● **WRITTEN TASK**
Reproduce the data exactly.

(Figure record listings)
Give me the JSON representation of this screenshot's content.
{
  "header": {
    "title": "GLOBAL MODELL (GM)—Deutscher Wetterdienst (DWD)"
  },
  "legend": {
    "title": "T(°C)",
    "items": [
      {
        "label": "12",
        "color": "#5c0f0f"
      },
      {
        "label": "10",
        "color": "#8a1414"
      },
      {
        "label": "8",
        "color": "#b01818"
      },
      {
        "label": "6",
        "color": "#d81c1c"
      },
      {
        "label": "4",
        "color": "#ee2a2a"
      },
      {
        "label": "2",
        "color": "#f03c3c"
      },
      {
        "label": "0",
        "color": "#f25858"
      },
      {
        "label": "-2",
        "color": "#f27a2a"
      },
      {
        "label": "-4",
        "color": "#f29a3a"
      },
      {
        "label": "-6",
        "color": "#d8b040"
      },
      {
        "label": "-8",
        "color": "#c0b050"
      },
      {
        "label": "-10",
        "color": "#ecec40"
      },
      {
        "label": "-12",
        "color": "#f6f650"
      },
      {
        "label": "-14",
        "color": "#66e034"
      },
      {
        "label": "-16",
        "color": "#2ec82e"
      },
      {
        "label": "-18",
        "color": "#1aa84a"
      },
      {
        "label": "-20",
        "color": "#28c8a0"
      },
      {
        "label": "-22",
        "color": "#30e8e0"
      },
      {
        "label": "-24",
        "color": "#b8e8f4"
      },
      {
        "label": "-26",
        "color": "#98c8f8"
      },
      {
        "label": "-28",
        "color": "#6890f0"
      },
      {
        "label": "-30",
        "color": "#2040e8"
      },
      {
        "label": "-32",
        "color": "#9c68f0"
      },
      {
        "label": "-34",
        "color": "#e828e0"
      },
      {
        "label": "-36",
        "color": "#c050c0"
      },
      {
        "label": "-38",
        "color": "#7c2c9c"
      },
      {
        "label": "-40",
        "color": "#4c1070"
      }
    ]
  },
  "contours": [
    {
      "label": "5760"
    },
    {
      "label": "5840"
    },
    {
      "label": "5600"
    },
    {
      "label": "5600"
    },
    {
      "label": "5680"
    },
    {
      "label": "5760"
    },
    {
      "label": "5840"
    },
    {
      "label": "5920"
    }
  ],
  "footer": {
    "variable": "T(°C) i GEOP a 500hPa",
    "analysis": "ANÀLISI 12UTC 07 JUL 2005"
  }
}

● **OUTPUT OF THE EXERCISE**
Give me the JSON representation of this screenshot's content.
{
  "header": {
    "title": "GLOBAL MODELL (GM)—Deutscher Wetterdienst (DWD)"
  },
  "legend": {
    "title": "T(°C)",
    "items": [
      {
        "label": "12",
        "color": "#5c0f0f"
      },
      {
        "label": "10",
        "color": "#8a1414"
      },
      {
        "label": "8",
        "color": "#b01818"
      },
      {
        "label": "6",
        "color": "#d81c1c"
      },
      {
        "label": "4",
        "color": "#ee2a2a"
      },
      {
        "label": "2",
        "color": "#f03c3c"
      },
      {
        "label": "0",
        "color": "#f25858"
      },
      {
        "label": "-2",
        "color": "#f27a2a"
      },
      {
        "label": "-4",
        "color": "#f29a3a"
      },
      {
        "label": "-6",
        "color": "#d8b040"
      },
      {
        "label": "-8",
        "color": "#c0b050"
      },
      {
        "label": "-10",
        "color": "#ecec40"
      },
      {
        "label": "-12",
        "color": "#f6f650"
      },
      {
        "label": "-14",
        "color": "#66e034"
      },
      {
        "label": "-16",
        "color": "#2ec82e"
      },
      {
        "label": "-18",
        "color": "#1aa84a"
      },
      {
        "label": "-20",
        "color": "#28c8a0"
      },
      {
        "label": "-22",
        "color": "#30e8e0"
      },
      {
        "label": "-24",
        "color": "#b8e8f4"
      },
      {
        "label": "-26",
        "color": "#98c8f8"
      },
      {
        "label": "-28",
        "color": "#6890f0"
      },
      {
        "label": "-30",
        "color": "#2040e8"
      },
      {
        "label": "-32",
        "color": "#9c68f0"
      },
      {
        "label": "-34",
        "color": "#e828e0"
      },
      {
        "label": "-36",
        "color": "#c050c0"
      },
      {
        "label": "-38",
        "color": "#7c2c9c"
      },
      {
        "label": "-40",
        "color": "#4c1070"
      }
    ]
  },
  "contours": [
    {
      "label": "5760"
    },
    {
      "label": "5840"
    },
    {
      "label": "5600"
    },
    {
      "label": "5600"
    },
    {
      "label": "5680"
    },
    {
      "label": "5760"
    },
    {
      "label": "5840"
    },
    {
      "label": "5920"
    }
  ],
  "footer": {
    "variable": "T(°C) i GEOP a 500hPa",
    "analysis": "ANÀLISI 12UTC 07 JUL 2005"
  }
}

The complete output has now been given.